本文ページ -
□ □ □ □ □
職業柄ネットでゲームセンターの話題を検索する事が多いのですが

「コロナを乗り越えてゲームセンター復活!」とか

「なぜゲームセンターは衰退したのか?」とか

色々な情報が溢れております。

で、結局ゲーセンは衰退したの?復活したの?

という内容を個人的な見解で書いてみようと思います。

こういうブログ久しぶりに書くので頑張ります。

 

データから検証してみる

個人的な見解の前に2021年度のデータが手元にあるので

まずは実際の数字を検証してみます。

データを全部引用する訳にはいかないのでざっくりですが・・

店舗数

まずは店舗の数。

ゲーセンってややこしくて5号対象店と5号非対象店がありまして

5号対象店は風営の許可を取って営業している店舗です。

大型の店舗とか、単独店舗とかは対象店舗です。

で、非対象店は風営許可を取らずに営業している業態でして

量販店の片隅に置いてあるゲームコーナーとかのイメージ。

プライズの景品で高額なゲーム機を提供していたり

がっつり二次交換で運営しているところは非対象店です。

それらを全部混ぜた店舗数ですが

約10年前は約17,000店

2021年度は約10,000店

10年間で7000店減りました!

減り過ぎじゃない?

ただこれは全部混ぜた店舗の数。

5号対象店=いわゆる皆さんがイメージするゲームセンター

に絞ると

約10年前は約6,200店

2021年度は約3,900店

・・・うーん、やっぱり店舗数は減少しているんですね

 

オペレーターの売上

オペレーターっていうのはゲームセンター運営をしている会社です。

メーカー兼オペレーターもありますが、それはレアケース

ほとんどの店舗はオペレーターに専念しています。

で、売上げはどうなっているかというと対象、非対象の合計で

2021年度は10年前の95%

ただコロナの影響が強くてコロナ禍以前は順調に

売上額は伸びていました。そして2020年度から2021年度を

比べるとちゃんと売上げは復活しています。

多分最新のデータでは100%をこえていると思います。

つまり

店舗数は減ったけど売上げは伸びている

そんな不思議な状況に置かれている訳です

 

復活した根拠

以上から巷にあふれる「ゲーセン復活!」みたいな情報は

嘘じゃないという事がわかります。根拠が売上であればね。

店舗数はがっつり減っているので真の意味で復活かといえば

そこは微妙ではありますが・・・

 

衰退の原因?

続きまして「ゲーセンが衰退した原因はなにか?」

という情報を整理して行きます。

こういう記事って衰退の根拠が「店舗数」なんですよね。

まあ実際減っているし、衰退しているといえばまあ、うん。

それもまた一つの側面ではあります。

では衰退した原因はどこにあるのか?
□ □ □ □ □
元データ -
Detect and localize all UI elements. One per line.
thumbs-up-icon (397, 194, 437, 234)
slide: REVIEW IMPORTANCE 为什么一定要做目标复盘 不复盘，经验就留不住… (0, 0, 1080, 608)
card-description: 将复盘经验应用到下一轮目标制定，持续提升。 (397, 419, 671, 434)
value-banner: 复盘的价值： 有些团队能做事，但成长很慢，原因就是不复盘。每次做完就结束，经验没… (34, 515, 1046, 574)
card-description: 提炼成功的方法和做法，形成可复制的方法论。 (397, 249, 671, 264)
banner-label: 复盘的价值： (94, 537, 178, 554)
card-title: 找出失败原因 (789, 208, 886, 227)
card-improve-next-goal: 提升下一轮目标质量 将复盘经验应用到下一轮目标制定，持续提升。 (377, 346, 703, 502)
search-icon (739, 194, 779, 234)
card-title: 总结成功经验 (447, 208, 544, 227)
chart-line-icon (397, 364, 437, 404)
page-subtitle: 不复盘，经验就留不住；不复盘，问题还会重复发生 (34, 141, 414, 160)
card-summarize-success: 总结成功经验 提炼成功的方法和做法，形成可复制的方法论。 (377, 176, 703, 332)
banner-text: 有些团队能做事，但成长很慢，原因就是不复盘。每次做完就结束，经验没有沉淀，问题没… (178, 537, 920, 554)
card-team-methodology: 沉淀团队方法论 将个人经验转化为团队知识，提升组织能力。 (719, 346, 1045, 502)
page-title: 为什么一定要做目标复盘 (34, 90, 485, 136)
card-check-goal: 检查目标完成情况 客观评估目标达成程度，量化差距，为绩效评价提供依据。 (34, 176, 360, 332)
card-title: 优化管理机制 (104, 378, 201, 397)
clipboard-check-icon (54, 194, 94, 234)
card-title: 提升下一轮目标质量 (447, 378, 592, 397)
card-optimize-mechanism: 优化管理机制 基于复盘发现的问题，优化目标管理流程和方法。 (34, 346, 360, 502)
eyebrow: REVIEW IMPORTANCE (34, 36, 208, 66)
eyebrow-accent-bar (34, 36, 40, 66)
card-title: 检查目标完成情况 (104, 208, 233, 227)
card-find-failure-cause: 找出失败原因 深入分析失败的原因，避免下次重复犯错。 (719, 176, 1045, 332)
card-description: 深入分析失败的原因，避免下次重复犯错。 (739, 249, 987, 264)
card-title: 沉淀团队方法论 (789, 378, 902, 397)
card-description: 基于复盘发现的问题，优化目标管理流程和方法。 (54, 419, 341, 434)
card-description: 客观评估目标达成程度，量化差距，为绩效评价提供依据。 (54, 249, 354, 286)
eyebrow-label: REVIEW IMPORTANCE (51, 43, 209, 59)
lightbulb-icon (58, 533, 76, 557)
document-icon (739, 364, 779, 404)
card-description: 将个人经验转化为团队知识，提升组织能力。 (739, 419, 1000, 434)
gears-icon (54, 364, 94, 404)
□ □ □ □ □
課題一覧 -
A. ゲームセンターの記事によると、2021年度の5号対象店の店舗数はおよそ何店ですか。
B. ゲームセンターの記事を、最後の文の後から書き進めてください。

解答一覧 -
A. 約3,900店です。

B.
よく原因とされているのは以下のような内容

・家庭用ゲーム機の進化

・スマホで無料で遊べるゲームの登場

・利益率の減少

・コミュニティ機能がSNSに奪われた

それでは1個づつ検証してみましょう。

 

家庭用ゲーム機の進化

その昔はゲーセンのゲームが最先端で家庭用は性能が低く

本当にゲームが好きなプレイヤーは最先端を求めて

ゲームセンターに通った・・・そんな時代もありましたね。

現在ではどちらも性能に遜色なく、家庭用の方が性能がいい位。

そして家庭用でもネットを使って対戦や協力プレイが出来る。

確かにこうなるとわざわざゲームセンターで遊ぶ理由は

あまりないかもしれませんね。

とはいえ、カードを使ったゲームなど「ゲーセンでしか遊べない」

そんなゲームも沢山あります。レースゲームなんかもそうですね。

ゲーセンの専用筐体で遊ぶから楽しいというゲームもあります。

 

スマホで無料で遊べるゲームの登場

家庭用ゲーム機の進化よりもむしろスマホに余暇時間を

奪われたというのが大きいと思います。個人的には。

とはいえ、スマホに余暇時間を奪われたのはゲーセンだけでなく

全ての余暇産業が同じ状況です。

 

利益率の減少

昔は消費税もメーカーへの通信料もありませんでした。

確かにその時代から比べれば利益率は減少しています。

近年では更に電気代の高騰もあり利益率は悪くなる一方。

確かに閉店を選択するオペレーターが増えるのも頷けます。

消費税が上がってもなかなか価格に反映できない商売ですしね。

もう1度消費税が増税したらいよいよゲーセンは滅亡するかも。

電子マネーを駆使して1プレイ110円とかにすればいい?

確かにそれはそう。だけど全てのゲーム機に電子マネー用の

端末を取り付けるのにどれくらい予算が必要なのか?

そして「決済手数料」が存在する以上は単純な解決策には

ならないと思います。そもそも値上げしてプレイしてくれるのか?

 

コミュニティ機能がSNSに奪われた

これはちょっと面白い切り口だと思います。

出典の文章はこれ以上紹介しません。